**YOUR INSTRUCTIONS**
Retype the tail of the data exactly, starting at the line containing "Output a JSON" and stopping at the last line.

———

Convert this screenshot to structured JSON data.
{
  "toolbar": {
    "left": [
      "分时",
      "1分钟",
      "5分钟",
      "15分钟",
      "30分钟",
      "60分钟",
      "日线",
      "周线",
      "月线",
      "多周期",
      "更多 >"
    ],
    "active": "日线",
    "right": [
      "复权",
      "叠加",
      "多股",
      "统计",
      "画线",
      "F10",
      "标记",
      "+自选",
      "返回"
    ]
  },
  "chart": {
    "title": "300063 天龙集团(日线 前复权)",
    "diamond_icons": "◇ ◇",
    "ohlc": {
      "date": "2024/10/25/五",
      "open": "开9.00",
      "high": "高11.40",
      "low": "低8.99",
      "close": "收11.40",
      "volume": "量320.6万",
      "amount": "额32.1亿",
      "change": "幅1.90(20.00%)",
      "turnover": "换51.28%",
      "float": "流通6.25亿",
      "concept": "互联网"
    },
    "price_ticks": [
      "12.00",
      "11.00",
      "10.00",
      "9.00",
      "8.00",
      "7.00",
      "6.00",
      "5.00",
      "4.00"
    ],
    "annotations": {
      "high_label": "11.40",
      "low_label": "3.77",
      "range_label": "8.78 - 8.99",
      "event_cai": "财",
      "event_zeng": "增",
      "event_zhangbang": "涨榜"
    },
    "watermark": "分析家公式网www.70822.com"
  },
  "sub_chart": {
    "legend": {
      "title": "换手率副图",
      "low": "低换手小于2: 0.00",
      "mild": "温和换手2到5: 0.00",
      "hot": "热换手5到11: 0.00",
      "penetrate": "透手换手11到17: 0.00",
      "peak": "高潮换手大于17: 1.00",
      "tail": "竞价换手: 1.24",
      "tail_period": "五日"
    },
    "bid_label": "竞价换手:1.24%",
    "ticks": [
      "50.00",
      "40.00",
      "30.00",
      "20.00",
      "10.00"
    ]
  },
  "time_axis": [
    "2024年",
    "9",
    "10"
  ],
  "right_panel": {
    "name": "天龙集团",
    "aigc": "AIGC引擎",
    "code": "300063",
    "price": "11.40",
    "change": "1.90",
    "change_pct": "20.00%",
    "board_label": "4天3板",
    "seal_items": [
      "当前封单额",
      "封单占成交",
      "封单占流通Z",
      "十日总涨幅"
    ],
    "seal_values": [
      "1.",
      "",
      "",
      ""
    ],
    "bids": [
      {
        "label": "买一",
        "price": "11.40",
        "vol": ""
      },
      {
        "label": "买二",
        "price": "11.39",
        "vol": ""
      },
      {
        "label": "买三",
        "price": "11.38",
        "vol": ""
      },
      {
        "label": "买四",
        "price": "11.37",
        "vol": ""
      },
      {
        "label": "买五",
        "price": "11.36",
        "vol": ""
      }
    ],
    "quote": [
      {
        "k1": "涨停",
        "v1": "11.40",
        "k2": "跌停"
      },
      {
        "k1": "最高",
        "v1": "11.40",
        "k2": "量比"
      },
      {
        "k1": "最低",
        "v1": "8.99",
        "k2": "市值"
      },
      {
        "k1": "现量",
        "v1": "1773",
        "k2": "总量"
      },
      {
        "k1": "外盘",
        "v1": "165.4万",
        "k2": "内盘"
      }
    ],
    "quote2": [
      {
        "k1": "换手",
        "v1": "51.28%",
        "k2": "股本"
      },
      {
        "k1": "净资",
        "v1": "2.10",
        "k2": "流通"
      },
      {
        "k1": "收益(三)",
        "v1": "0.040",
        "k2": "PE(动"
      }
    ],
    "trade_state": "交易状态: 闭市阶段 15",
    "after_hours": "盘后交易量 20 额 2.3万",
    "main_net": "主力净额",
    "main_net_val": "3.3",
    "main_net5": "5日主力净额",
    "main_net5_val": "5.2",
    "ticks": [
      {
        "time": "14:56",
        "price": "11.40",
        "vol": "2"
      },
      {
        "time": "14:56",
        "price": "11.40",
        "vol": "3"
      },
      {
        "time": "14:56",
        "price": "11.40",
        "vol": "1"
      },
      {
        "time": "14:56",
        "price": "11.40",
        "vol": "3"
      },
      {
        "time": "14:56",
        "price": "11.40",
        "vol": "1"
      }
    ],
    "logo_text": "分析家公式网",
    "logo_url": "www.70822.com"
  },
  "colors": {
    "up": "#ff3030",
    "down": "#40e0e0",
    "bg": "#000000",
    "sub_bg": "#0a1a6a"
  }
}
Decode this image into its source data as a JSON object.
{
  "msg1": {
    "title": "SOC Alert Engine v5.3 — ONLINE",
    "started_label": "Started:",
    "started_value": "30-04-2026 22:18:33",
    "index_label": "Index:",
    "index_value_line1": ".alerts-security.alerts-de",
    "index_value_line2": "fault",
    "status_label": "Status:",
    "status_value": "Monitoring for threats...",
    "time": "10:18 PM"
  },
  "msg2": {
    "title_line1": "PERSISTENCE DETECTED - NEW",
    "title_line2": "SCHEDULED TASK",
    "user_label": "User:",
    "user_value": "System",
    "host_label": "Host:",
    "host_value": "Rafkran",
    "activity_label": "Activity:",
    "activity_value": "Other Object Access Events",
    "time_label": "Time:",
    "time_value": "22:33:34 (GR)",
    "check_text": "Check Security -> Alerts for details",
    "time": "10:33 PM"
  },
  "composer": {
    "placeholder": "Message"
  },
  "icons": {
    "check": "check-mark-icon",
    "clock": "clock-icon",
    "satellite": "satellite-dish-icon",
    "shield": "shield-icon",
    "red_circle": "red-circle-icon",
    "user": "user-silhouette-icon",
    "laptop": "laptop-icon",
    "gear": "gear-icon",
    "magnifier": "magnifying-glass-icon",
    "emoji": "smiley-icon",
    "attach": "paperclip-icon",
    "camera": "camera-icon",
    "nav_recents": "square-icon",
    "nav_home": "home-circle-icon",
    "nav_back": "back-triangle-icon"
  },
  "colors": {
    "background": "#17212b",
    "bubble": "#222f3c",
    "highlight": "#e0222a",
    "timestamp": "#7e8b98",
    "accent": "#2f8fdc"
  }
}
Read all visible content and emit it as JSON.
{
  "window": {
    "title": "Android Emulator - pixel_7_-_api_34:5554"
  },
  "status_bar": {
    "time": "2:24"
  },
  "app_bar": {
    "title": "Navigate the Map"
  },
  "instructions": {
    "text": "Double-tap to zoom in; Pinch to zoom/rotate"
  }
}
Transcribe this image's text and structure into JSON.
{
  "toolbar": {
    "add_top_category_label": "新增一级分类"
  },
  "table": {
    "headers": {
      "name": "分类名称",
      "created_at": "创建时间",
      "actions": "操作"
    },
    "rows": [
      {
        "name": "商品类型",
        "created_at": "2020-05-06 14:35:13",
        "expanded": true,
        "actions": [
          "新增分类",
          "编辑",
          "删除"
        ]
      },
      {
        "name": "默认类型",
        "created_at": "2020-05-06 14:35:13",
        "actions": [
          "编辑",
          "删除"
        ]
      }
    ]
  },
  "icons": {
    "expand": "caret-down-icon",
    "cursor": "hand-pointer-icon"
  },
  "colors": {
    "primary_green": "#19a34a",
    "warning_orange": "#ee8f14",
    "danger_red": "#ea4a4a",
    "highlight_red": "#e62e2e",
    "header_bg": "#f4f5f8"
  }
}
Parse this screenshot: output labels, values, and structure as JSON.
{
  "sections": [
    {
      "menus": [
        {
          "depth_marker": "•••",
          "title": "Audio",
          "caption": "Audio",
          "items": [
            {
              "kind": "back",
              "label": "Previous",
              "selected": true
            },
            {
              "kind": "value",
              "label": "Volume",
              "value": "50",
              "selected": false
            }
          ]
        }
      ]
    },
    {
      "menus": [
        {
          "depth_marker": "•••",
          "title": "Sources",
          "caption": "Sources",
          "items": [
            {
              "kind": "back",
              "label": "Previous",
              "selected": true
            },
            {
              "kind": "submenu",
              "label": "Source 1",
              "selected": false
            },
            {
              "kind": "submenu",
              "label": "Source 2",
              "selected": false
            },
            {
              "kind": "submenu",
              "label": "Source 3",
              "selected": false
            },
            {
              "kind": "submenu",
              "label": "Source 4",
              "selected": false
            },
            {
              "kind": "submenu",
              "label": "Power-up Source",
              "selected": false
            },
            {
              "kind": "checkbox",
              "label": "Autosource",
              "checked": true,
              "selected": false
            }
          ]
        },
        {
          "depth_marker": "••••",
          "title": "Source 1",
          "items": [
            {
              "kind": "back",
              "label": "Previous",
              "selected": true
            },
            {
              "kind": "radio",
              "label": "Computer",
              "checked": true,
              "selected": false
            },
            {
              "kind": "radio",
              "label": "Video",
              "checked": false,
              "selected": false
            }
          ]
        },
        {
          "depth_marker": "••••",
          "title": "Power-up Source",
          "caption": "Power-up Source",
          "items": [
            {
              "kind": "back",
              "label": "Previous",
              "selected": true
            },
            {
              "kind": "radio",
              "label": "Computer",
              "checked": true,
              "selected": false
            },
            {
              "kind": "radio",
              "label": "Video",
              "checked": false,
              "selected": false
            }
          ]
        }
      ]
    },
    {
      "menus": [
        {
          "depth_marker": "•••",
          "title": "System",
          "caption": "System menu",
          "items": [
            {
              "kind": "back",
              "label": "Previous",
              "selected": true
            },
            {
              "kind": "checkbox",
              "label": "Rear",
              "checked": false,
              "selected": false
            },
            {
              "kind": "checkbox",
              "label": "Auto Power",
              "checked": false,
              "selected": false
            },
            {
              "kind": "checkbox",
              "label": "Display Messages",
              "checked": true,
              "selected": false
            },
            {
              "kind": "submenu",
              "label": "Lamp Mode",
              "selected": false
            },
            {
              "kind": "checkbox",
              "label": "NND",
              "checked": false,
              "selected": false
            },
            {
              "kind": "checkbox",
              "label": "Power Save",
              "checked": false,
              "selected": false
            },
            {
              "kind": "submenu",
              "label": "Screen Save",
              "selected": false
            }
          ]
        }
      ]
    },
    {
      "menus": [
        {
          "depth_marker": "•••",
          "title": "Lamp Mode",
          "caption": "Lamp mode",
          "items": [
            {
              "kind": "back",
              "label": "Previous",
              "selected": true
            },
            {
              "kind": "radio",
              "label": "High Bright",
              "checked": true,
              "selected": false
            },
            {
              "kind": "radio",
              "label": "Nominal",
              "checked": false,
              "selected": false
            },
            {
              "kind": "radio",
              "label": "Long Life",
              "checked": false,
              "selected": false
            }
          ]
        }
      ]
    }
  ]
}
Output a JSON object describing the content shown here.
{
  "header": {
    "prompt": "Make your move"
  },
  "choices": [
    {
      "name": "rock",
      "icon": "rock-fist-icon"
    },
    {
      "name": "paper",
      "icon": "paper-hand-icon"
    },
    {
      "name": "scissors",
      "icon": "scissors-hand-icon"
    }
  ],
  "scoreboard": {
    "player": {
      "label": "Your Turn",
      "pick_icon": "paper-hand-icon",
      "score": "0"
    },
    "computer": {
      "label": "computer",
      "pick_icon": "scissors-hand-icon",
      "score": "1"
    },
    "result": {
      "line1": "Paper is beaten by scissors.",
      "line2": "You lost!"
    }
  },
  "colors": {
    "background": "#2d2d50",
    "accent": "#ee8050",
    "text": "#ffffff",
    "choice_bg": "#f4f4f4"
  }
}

———

**RESULT OF THIS TASK**
Output a JSON object describing the content shown here.
{
  "header": {
    "prompt": "Make your move"
  },
  "choices": [
    {
      "name": "rock",
      "icon": "rock-fist-icon"
    },
    {
      "name": "paper",
      "icon": "paper-hand-icon"
    },
    {
      "name": "scissors",
      "icon": "scissors-hand-icon"
    }
  ],
  "scoreboard": {
    "player": {
      "label": "Your Turn",
      "pick_icon": "paper-hand-icon",
      "score": "0"
    },
    "computer": {
      "label": "computer",
      "pick_icon": "scissors-hand-icon",
      "score": "1"
    },
    "result": {
      "line1": "Paper is beaten by scissors.",
      "line2": "You lost!"
    }
  },
  "colors": {
    "background": "#2d2d50",
    "accent": "#ee8050",
    "text": "#ffffff",
    "choice_bg": "#f4f4f4"
  }
}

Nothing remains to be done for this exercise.